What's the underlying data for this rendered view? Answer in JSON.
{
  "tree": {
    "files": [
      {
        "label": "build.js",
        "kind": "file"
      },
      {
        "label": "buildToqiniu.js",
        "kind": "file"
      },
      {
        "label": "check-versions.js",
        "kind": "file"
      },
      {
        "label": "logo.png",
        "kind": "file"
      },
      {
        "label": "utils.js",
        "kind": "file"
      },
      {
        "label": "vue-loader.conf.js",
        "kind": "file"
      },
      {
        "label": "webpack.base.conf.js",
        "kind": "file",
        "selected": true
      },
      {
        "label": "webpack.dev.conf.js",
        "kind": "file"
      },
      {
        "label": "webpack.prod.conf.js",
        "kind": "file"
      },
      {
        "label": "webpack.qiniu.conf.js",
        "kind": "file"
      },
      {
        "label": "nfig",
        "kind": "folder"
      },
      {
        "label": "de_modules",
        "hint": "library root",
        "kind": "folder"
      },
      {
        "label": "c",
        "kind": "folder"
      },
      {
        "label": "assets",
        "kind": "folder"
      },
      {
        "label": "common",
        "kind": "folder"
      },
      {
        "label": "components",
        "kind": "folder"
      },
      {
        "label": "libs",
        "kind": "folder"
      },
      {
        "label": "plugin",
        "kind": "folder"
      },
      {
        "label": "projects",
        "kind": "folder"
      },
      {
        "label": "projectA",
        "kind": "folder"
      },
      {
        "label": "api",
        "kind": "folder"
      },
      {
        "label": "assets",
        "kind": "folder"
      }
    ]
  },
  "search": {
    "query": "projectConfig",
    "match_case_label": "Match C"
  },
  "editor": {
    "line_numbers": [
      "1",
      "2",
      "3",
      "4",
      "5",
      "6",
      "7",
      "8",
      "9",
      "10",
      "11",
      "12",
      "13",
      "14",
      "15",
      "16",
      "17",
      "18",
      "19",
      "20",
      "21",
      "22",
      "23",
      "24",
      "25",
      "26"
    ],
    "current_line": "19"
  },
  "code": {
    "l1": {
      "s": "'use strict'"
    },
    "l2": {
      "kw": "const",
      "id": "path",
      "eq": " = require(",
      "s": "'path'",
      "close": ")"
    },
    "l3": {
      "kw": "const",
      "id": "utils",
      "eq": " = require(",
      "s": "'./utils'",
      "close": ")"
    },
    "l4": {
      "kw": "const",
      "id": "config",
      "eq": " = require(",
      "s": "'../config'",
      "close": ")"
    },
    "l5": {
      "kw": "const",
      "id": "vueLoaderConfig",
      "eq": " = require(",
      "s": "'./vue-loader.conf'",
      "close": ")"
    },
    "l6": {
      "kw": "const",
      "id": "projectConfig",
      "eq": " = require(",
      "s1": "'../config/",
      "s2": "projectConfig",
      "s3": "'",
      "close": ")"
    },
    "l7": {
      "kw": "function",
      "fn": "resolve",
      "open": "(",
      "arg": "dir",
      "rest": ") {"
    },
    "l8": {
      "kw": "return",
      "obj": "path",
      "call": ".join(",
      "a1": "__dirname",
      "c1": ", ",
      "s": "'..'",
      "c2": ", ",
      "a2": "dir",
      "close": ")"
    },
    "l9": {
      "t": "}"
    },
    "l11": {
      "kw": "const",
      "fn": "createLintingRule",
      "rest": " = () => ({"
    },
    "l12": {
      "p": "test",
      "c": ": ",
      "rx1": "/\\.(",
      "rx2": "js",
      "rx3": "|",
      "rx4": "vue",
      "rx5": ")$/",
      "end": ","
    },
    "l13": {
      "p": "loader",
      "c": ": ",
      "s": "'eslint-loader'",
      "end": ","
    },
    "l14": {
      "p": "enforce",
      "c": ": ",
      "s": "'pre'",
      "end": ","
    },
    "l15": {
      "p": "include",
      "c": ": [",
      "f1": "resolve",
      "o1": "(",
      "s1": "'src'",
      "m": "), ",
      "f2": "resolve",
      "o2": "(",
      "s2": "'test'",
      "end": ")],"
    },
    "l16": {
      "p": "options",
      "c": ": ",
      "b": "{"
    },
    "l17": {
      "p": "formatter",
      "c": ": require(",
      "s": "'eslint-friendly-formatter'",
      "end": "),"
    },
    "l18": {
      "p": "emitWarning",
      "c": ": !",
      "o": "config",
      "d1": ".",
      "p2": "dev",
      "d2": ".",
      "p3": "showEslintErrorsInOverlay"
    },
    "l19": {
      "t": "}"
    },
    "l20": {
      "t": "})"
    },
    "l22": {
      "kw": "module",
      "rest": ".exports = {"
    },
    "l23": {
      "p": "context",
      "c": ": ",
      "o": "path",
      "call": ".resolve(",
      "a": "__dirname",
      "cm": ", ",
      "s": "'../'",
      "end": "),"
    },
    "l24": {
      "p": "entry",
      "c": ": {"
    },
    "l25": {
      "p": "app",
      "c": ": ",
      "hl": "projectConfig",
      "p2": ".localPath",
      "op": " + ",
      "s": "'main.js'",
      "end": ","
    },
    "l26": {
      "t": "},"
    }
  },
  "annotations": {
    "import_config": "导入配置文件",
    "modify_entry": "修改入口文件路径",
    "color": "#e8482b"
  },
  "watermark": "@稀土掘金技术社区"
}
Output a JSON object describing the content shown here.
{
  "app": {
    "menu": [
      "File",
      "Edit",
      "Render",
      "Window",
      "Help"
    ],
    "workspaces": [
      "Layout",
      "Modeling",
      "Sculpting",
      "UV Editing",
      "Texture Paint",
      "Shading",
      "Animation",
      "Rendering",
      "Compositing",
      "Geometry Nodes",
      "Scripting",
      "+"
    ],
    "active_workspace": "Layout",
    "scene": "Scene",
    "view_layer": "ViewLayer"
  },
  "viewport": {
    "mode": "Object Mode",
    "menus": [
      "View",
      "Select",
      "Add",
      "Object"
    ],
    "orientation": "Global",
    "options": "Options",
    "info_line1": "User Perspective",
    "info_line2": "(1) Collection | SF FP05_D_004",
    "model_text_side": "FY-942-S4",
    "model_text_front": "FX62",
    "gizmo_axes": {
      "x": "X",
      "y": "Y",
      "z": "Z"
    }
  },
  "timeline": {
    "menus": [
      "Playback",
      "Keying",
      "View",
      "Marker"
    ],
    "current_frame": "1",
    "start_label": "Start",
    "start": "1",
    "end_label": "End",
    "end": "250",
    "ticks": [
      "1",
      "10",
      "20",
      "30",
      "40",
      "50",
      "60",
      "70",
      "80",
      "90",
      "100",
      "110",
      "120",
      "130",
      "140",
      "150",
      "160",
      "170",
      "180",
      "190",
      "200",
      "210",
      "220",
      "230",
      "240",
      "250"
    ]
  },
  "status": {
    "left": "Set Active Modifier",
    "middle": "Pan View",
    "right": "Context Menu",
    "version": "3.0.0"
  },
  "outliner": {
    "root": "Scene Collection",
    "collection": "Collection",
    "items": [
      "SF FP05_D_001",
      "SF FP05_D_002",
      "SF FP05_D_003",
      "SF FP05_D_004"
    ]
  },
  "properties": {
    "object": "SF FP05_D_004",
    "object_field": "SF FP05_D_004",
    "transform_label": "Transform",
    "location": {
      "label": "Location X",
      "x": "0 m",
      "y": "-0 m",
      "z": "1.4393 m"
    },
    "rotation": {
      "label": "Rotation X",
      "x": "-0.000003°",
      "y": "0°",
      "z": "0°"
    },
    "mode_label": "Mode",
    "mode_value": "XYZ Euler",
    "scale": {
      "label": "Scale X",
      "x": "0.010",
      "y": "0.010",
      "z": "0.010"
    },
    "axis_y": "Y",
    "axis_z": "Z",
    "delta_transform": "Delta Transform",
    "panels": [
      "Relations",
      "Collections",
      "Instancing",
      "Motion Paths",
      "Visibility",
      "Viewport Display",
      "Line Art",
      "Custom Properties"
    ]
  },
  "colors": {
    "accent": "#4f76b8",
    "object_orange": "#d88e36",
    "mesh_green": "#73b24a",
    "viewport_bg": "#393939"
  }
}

━━━

The task:
Extract, from the listing above, every line where the string "formatter" occurs.

Finished exercise:
      "p": "formatter",
      "s": "'eslint-friendly-formatter'",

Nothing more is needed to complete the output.